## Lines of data

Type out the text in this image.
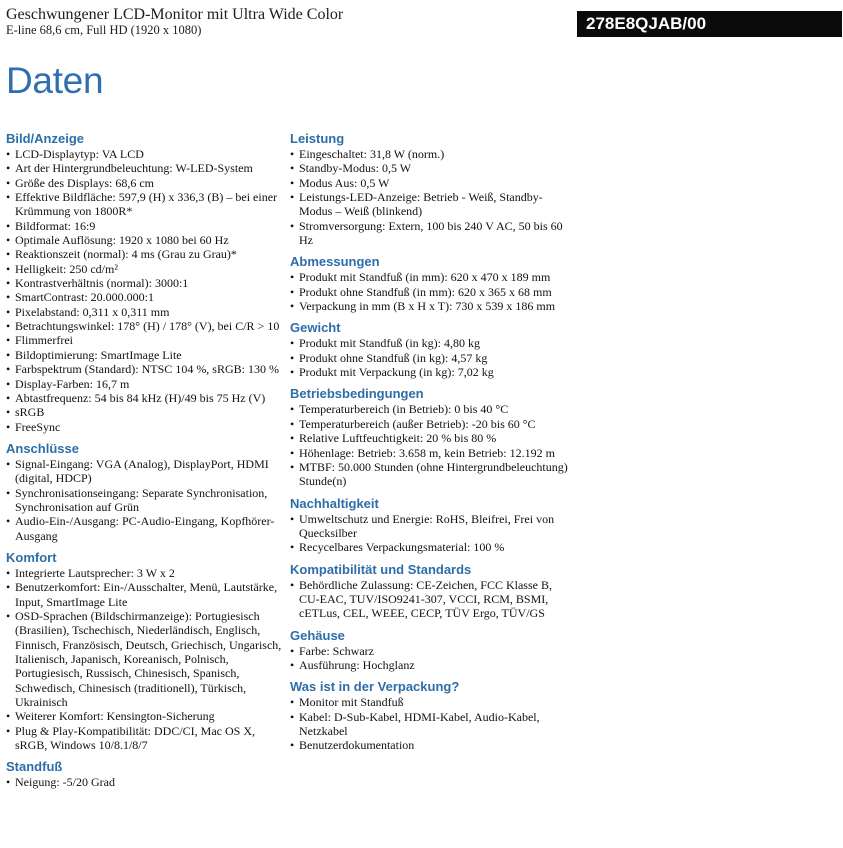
Geschwungener LCD-Monitor mit Ultra Wide Color
E-line 68,6 cm, Full HD (1920 x 1080)	278E8QJAB/00
Daten
Bild/Anzeige
• LCD-Displaytyp: VA LCD
• Art der Hintergrundbeleuchtung: W-LED-System
• Größe des Displays: 68,6 cm
• Effektive Bildfläche: 597,9 (H) x 336,3 (B) – bei einer Krümmung von 1800R*
• Bildformat: 16:9
• Optimale Auflösung: 1920 x 1080 bei 60 Hz
• Reaktionszeit (normal): 4 ms (Grau zu Grau)*
• Helligkeit: 250 cd/m²
• Kontrastverhältnis (normal): 3000:1
• SmartContrast: 20.000.000:1
• Pixelabstand: 0,311 x 0,311 mm
• Betrachtungswinkel: 178° (H) / 178° (V), bei C/R > 10
• Flimmerfrei
• Bildoptimierung: SmartImage Lite
• Farbspektrum (Standard): NTSC 104 %, sRGB: 130 %
• Display-Farben: 16,7 m
• Abtastfrequenz: 54 bis 84 kHz (H)/49 bis 75 Hz (V)
• sRGB
• FreeSync
Anschlüsse
• Signal-Eingang: VGA (Analog), DisplayPort, HDMI (digital, HDCP)
• Synchronisationseingang: Separate Synchronisation, Synchronisation auf Grün
• Audio-Ein-/Ausgang: PC-Audio-Eingang, Kopfhörer-Ausgang
Komfort
• Integrierte Lautsprecher: 3 W x 2
• Benutzerkomfort: Ein-/Ausschalter, Menü, Lautstärke, Input, SmartImage Lite
• OSD-Sprachen (Bildschirmanzeige): Portugiesisch (Brasilien), Tschechisch, Niederländisch, Englisch, Finnisch, Französisch, Deutsch, Griechisch, Ungarisch, Italienisch, Japanisch, Koreanisch, Polnisch, Portugiesisch, Russisch, Chinesisch, Spanisch, Schwedisch, Chinesisch (traditionell), Türkisch, Ukrainisch
• Weiterer Komfort: Kensington-Sicherung
• Plug & Play-Kompatibilität: DDC/CI, Mac OS X, sRGB, Windows 10/8.1/8/7
Standfuß
• Neigung: -5/20 Grad
Leistung
• Eingeschaltet: 31,8 W (norm.)
• Standby-Modus: 0,5 W
• Modus Aus: 0,5 W
• Leistungs-LED-Anzeige: Betrieb - Weiß, Standby-Modus – Weiß (blinkend)
• Stromversorgung: Extern, 100 bis 240 V AC, 50 bis 60 Hz
Abmessungen
• Produkt mit Standfuß (in mm): 620 x 470 x 189 mm
• Produkt ohne Standfuß (in mm): 620 x 365 x 68 mm
• Verpackung in mm (B x H x T): 730 x 539 x 186 mm
Gewicht
• Produkt mit Standfuß (in kg): 4,80 kg
• Produkt ohne Standfuß (in kg): 4,57 kg
• Produkt mit Verpackung (in kg): 7,02 kg
Betriebsbedingungen
• Temperaturbereich (in Betrieb): 0 bis 40 °C
• Temperaturbereich (außer Betrieb): -20 bis 60 °C
• Relative Luftfeuchtigkeit: 20 % bis 80 %
• Höhenlage: Betrieb: 3.658 m, kein Betrieb: 12.192 m
• MTBF: 50.000 Stunden (ohne Hintergrundbeleuchtung) Stunde(n)
Nachhaltigkeit
• Umweltschutz und Energie: RoHS, Bleifrei, Frei von Quecksilber
• Recycelbares Verpackungsmaterial: 100 %
Kompatibilität und Standards
• Behördliche Zulassung: CE-Zeichen, FCC Klasse B, CU-EAC, TUV/ISO9241-307, VCCI, RCM, BSMI, cETLus, CEL, WEEE, CECP, TÜV Ergo, TÜV/GS
Gehäuse
• Farbe: Schwarz
• Ausführung: Hochglanz
Was ist in der Verpackung?
• Monitor mit Standfuß
• Kabel: D-Sub-Kabel, HDMI-Kabel, Audio-Kabel, Netzkabel
• Benutzerdokumentation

## EXERCISE GOAL
Quote the listing above in full, except for the pictures.

## REPLY
Type out the text in this image.
Geschwungener LCD-Monitor mit Ultra Wide Color
E-line 68,6 cm, Full HD (1920 x 1080)	278E8QJAB/00
Daten
Bild/Anzeige
• LCD-Displaytyp: VA LCD
• Art der Hintergrundbeleuchtung: W-LED-System
• Größe des Displays: 68,6 cm
• Effektive Bildfläche: 597,9 (H) x 336,3 (B) – bei einer Krümmung von 1800R*
• Bildformat: 16:9
• Optimale Auflösung: 1920 x 1080 bei 60 Hz
• Reaktionszeit (normal): 4 ms (Grau zu Grau)*
• Helligkeit: 250 cd/m²
• Kontrastverhältnis (normal): 3000:1
• SmartContrast: 20.000.000:1
• Pixelabstand: 0,311 x 0,311 mm
• Betrachtungswinkel: 178° (H) / 178° (V), bei C/R > 10
• Flimmerfrei
• Bildoptimierung: SmartImage Lite
• Farbspektrum (Standard): NTSC 104 %, sRGB: 130 %
• Display-Farben: 16,7 m
• Abtastfrequenz: 54 bis 84 kHz (H)/49 bis 75 Hz (V)
• sRGB
• FreeSync
Anschlüsse
• Signal-Eingang: VGA (Analog), DisplayPort, HDMI (digital, HDCP)
• Synchronisationseingang: Separate Synchronisation, Synchronisation auf Grün
• Audio-Ein-/Ausgang: PC-Audio-Eingang, Kopfhörer-Ausgang
Komfort
• Integrierte Lautsprecher: 3 W x 2
• Benutzerkomfort: Ein-/Ausschalter, Menü, Lautstärke, Input, SmartImage Lite
• OSD-Sprachen (Bildschirmanzeige): Portugiesisch (Brasilien), Tschechisch, Niederländisch, Englisch, Finnisch, Französisch, Deutsch, Griechisch, Ungarisch, Italienisch, Japanisch, Koreanisch, Polnisch, Portugiesisch, Russisch, Chinesisch, Spanisch, Schwedisch, Chinesisch (traditionell), Türkisch, Ukrainisch
• Weiterer Komfort: Kensington-Sicherung
• Plug & Play-Kompatibilität: DDC/CI, Mac OS X, sRGB, Windows 10/8.1/8/7
Standfuß
• Neigung: -5/20 Grad
Leistung
• Eingeschaltet: 31,8 W (norm.)
• Standby-Modus: 0,5 W
• Modus Aus: 0,5 W
• Leistungs-LED-Anzeige: Betrieb - Weiß, Standby-Modus – Weiß (blinkend)
• Stromversorgung: Extern, 100 bis 240 V AC, 50 bis 60 Hz
Abmessungen
• Produkt mit Standfuß (in mm): 620 x 470 x 189 mm
• Produkt ohne Standfuß (in mm): 620 x 365 x 68 mm
• Verpackung in mm (B x H x T): 730 x 539 x 186 mm
Gewicht
• Produkt mit Standfuß (in kg): 4,80 kg
• Produkt ohne Standfuß (in kg): 4,57 kg
• Produkt mit Verpackung (in kg): 7,02 kg
Betriebsbedingungen
• Temperaturbereich (in Betrieb): 0 bis 40 °C
• Temperaturbereich (außer Betrieb): -20 bis 60 °C
• Relative Luftfeuchtigkeit: 20 % bis 80 %
• Höhenlage: Betrieb: 3.658 m, kein Betrieb: 12.192 m
• MTBF: 50.000 Stunden (ohne Hintergrundbeleuchtung) Stunde(n)
Nachhaltigkeit
• Umweltschutz und Energie: RoHS, Bleifrei, Frei von Quecksilber
• Recycelbares Verpackungsmaterial: 100 %
Kompatibilität und Standards
• Behördliche Zulassung: CE-Zeichen, FCC Klasse B, CU-EAC, TUV/ISO9241-307, VCCI, RCM, BSMI, cETLus, CEL, WEEE, CECP, TÜV Ergo, TÜV/GS
Gehäuse
• Farbe: Schwarz
• Ausführung: Hochglanz
Was ist in der Verpackung?
• Monitor mit Standfuß
• Kabel: D-Sub-Kabel, HDMI-Kabel, Audio-Kabel, Netzkabel
• Benutzerdokumentation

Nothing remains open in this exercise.